Goal of the exercise: Determine which lines contain the word "дистанционно", then copy those lines.

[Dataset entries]
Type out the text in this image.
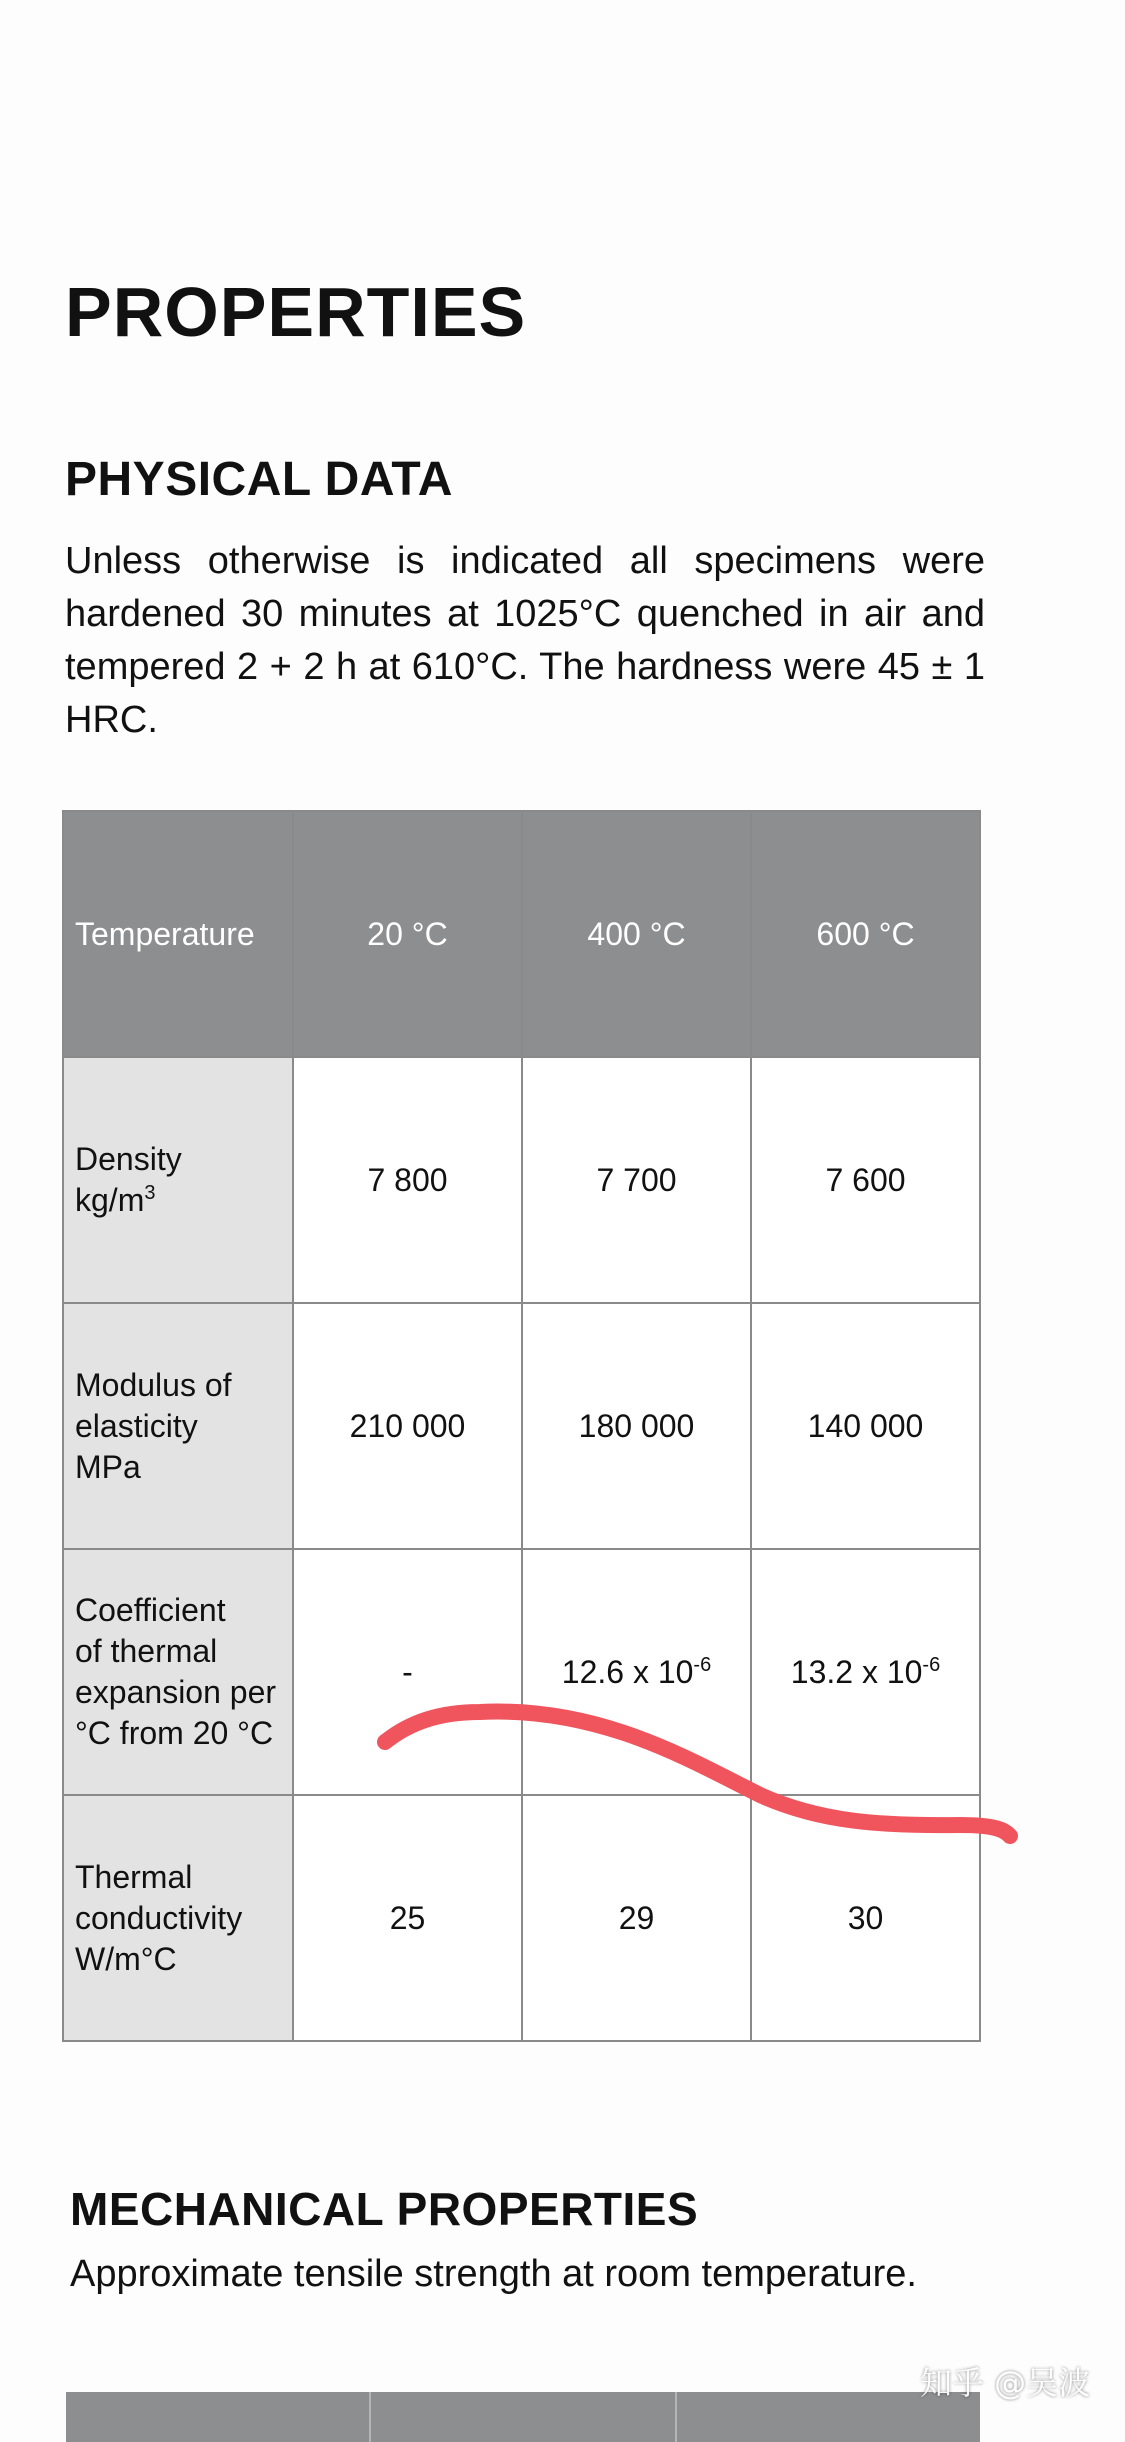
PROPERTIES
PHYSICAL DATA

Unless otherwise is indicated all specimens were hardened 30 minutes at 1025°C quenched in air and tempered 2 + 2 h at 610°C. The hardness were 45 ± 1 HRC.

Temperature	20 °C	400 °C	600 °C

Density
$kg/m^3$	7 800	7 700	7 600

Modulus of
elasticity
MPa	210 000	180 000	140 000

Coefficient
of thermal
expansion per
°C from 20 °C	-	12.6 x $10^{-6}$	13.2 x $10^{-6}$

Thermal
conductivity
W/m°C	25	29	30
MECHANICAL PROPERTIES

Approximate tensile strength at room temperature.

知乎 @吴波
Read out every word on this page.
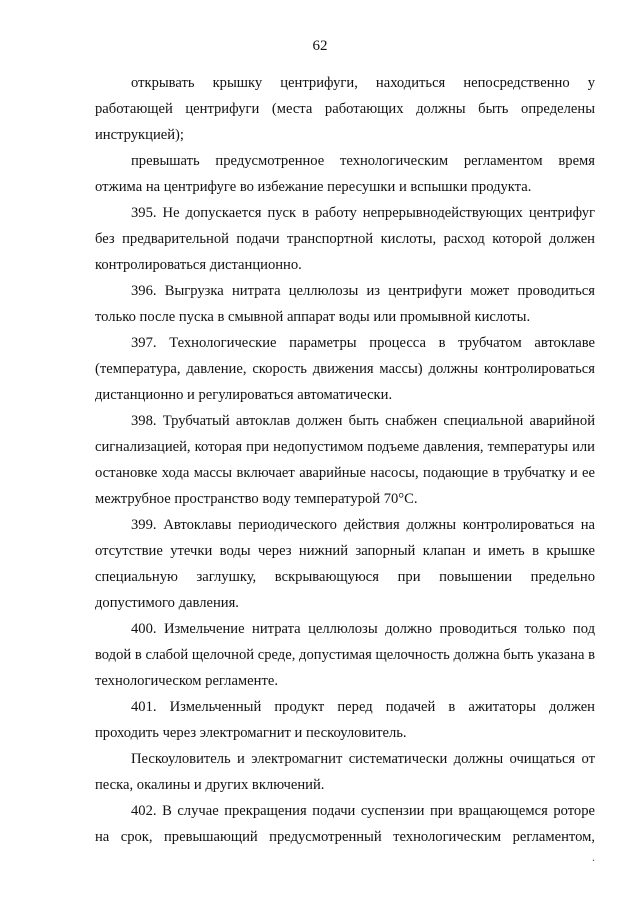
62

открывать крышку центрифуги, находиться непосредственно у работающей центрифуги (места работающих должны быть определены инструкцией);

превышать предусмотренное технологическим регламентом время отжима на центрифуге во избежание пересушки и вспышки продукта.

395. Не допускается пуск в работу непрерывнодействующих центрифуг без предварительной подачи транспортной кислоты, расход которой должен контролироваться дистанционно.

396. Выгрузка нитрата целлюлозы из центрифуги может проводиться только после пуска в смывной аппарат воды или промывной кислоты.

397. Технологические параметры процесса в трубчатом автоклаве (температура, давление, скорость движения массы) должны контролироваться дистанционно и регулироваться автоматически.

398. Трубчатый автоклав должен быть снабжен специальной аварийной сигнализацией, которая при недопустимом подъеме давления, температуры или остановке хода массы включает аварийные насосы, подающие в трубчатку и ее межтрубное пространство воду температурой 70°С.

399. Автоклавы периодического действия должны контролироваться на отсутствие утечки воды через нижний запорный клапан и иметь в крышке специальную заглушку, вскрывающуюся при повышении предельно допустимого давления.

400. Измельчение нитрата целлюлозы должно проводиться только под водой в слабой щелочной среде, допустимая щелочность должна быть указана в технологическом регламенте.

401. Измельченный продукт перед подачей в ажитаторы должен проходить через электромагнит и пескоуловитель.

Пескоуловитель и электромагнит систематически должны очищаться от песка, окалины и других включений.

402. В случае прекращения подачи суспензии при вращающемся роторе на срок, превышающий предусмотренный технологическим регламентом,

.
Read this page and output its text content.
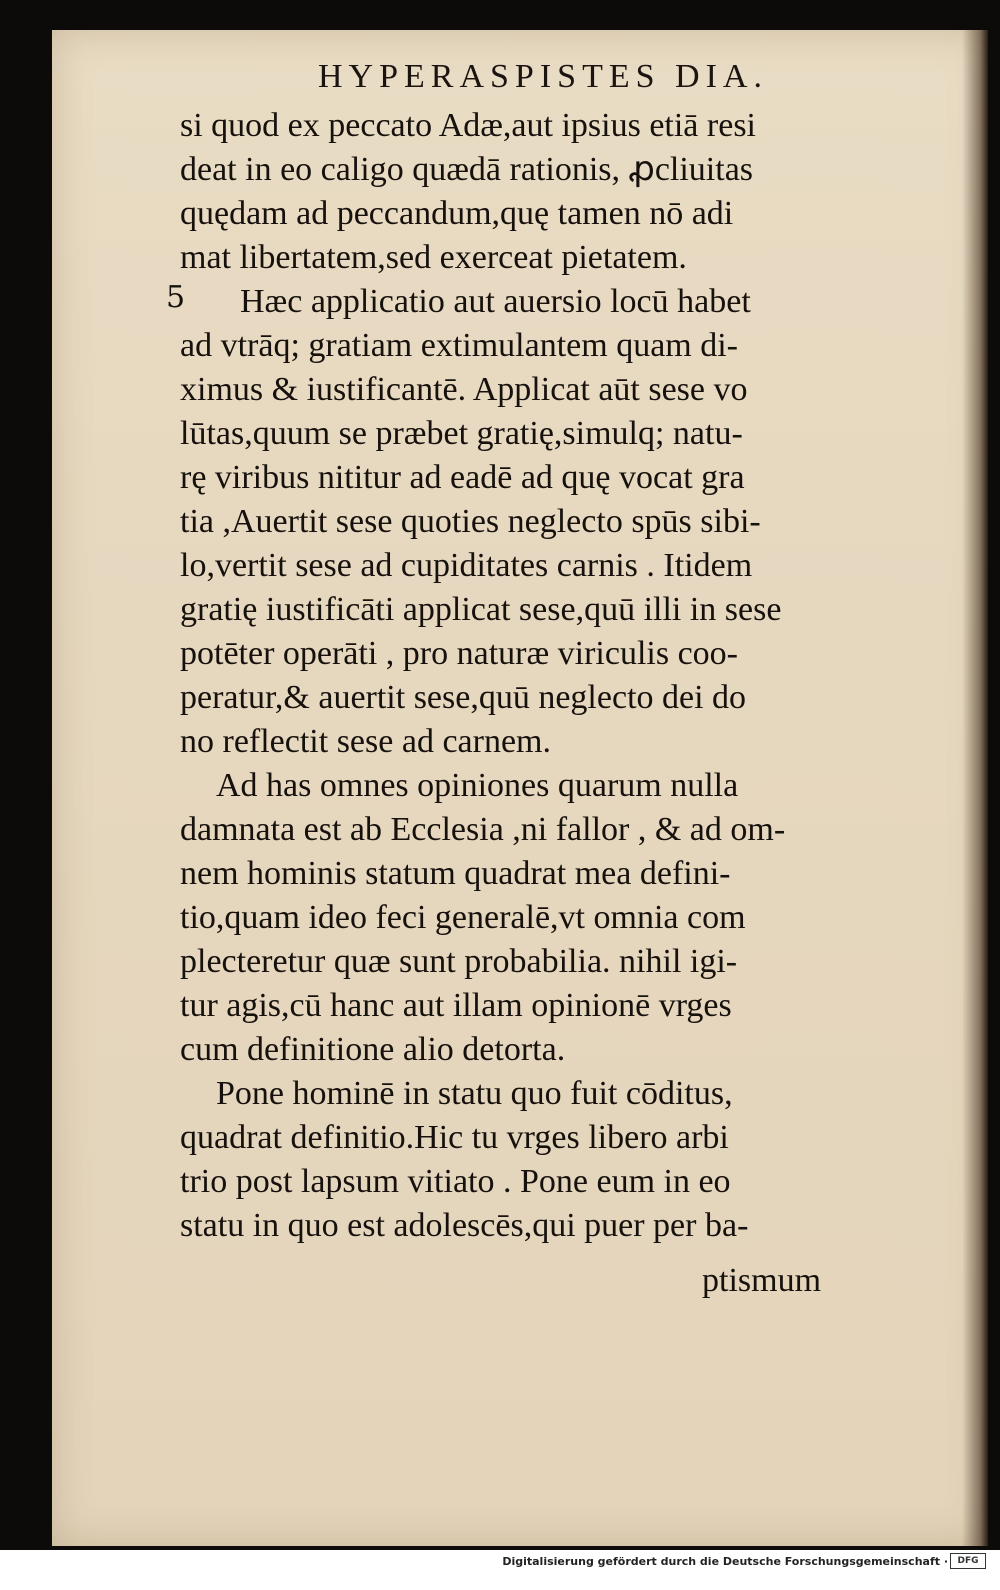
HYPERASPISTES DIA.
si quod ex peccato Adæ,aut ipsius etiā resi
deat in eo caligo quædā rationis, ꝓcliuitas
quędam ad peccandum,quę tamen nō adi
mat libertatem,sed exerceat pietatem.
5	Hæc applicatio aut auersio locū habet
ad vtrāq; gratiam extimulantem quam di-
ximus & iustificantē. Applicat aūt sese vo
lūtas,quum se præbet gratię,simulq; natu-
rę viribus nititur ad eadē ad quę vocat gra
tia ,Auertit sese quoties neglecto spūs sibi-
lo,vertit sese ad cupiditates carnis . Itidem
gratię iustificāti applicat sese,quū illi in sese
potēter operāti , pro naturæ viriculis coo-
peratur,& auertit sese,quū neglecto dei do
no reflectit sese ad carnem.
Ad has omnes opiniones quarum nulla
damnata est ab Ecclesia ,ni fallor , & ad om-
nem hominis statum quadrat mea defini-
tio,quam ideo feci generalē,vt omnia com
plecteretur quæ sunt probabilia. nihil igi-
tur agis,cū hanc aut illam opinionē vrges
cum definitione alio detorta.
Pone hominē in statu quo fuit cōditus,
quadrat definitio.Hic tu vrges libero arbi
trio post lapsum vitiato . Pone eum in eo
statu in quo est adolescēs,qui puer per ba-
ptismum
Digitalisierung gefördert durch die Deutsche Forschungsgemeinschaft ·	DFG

Full answer:
395. Не допускается пуск в работу непрерывнодействующих центрифуг без предварительной подачи транспортной кислоты, расход которой должен контролироваться дистанционно.
397. Технологические параметры процесса в трубчатом автоклаве (температура, давление, скорость движения массы) должны контролироваться дистанционно и регулироваться автоматически.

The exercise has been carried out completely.